:: Data in this exercise ::
....

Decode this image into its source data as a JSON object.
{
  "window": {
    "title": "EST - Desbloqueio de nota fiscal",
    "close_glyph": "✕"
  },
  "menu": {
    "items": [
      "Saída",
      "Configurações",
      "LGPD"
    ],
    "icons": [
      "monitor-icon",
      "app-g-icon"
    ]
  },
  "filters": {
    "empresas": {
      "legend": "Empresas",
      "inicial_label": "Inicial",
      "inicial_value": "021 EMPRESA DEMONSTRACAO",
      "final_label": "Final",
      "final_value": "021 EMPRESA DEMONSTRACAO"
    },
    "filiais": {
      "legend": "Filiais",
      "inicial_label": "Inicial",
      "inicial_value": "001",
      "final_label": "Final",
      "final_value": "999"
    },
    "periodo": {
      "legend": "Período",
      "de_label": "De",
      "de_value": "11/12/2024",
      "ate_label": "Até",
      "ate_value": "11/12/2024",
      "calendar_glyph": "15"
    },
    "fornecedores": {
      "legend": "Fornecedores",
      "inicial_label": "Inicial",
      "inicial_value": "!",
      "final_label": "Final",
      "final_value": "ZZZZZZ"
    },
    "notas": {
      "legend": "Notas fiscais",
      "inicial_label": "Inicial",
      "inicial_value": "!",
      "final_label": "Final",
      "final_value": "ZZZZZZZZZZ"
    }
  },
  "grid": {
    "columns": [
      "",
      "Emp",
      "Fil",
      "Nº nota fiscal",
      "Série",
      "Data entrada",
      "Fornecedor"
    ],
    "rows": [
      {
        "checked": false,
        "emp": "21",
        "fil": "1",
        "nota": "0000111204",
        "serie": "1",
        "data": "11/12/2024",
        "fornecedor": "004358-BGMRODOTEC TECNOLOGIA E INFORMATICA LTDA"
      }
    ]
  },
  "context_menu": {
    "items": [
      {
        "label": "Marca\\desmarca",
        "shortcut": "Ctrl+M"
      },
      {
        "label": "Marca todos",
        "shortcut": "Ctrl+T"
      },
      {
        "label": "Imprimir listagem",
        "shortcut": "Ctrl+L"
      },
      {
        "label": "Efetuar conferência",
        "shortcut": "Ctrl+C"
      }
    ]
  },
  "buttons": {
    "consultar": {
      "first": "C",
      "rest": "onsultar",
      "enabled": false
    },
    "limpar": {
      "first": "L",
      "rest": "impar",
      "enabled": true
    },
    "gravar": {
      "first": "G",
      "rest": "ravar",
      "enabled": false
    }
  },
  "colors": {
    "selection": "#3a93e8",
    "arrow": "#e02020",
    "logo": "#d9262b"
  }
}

....

:: Task statement ::
Print the entries exactly. Include every one.

:: Complete answer ::
Decode this image into its source data as a JSON object.
{
  "window": {
    "title": "EST - Desbloqueio de nota fiscal",
    "close_glyph": "✕"
  },
  "menu": {
    "items": [
      "Saída",
      "Configurações",
      "LGPD"
    ],
    "icons": [
      "monitor-icon",
      "app-g-icon"
    ]
  },
  "filters": {
    "empresas": {
      "legend": "Empresas",
      "inicial_label": "Inicial",
      "inicial_value": "021 EMPRESA DEMONSTRACAO",
      "final_label": "Final",
      "final_value": "021 EMPRESA DEMONSTRACAO"
    },
    "filiais": {
      "legend": "Filiais",
      "inicial_label": "Inicial",
      "inicial_value": "001",
      "final_label": "Final",
      "final_value": "999"
    },
    "periodo": {
      "legend": "Período",
      "de_label": "De",
      "de_value": "11/12/2024",
      "ate_label": "Até",
      "ate_value": "11/12/2024",
      "calendar_glyph": "15"
    },
    "fornecedores": {
      "legend": "Fornecedores",
      "inicial_label": "Inicial",
      "inicial_value": "!",
      "final_label": "Final",
      "final_value": "ZZZZZZ"
    },
    "notas": {
      "legend": "Notas fiscais",
      "inicial_label": "Inicial",
      "inicial_value": "!",
      "final_label": "Final",
      "final_value": "ZZZZZZZZZZ"
    }
  },
  "grid": {
    "columns": [
      "",
      "Emp",
      "Fil",
      "Nº nota fiscal",
      "Série",
      "Data entrada",
      "Fornecedor"
    ],
    "rows": [
      {
        "checked": false,
        "emp": "21",
        "fil": "1",
        "nota": "0000111204",
        "serie": "1",
        "data": "11/12/2024",
        "fornecedor": "004358-BGMRODOTEC TECNOLOGIA E INFORMATICA LTDA"
      }
    ]
  },
  "context_menu": {
    "items": [
      {
        "label": "Marca\\desmarca",
        "shortcut": "Ctrl+M"
      },
      {
        "label": "Marca todos",
        "shortcut": "Ctrl+T"
      },
      {
        "label": "Imprimir listagem",
        "shortcut": "Ctrl+L"
      },
      {
        "label": "Efetuar conferência",
        "shortcut": "Ctrl+C"
      }
    ]
  },
  "buttons": {
    "consultar": {
      "first": "C",
      "rest": "onsultar",
      "enabled": false
    },
    "limpar": {
      "first": "L",
      "rest": "impar",
      "enabled": true
    },
    "gravar": {
      "first": "G",
      "rest": "ravar",
      "enabled": false
    }
  },
  "colors": {
    "selection": "#3a93e8",
    "arrow": "#e02020",
    "logo": "#d9262b"
  }
}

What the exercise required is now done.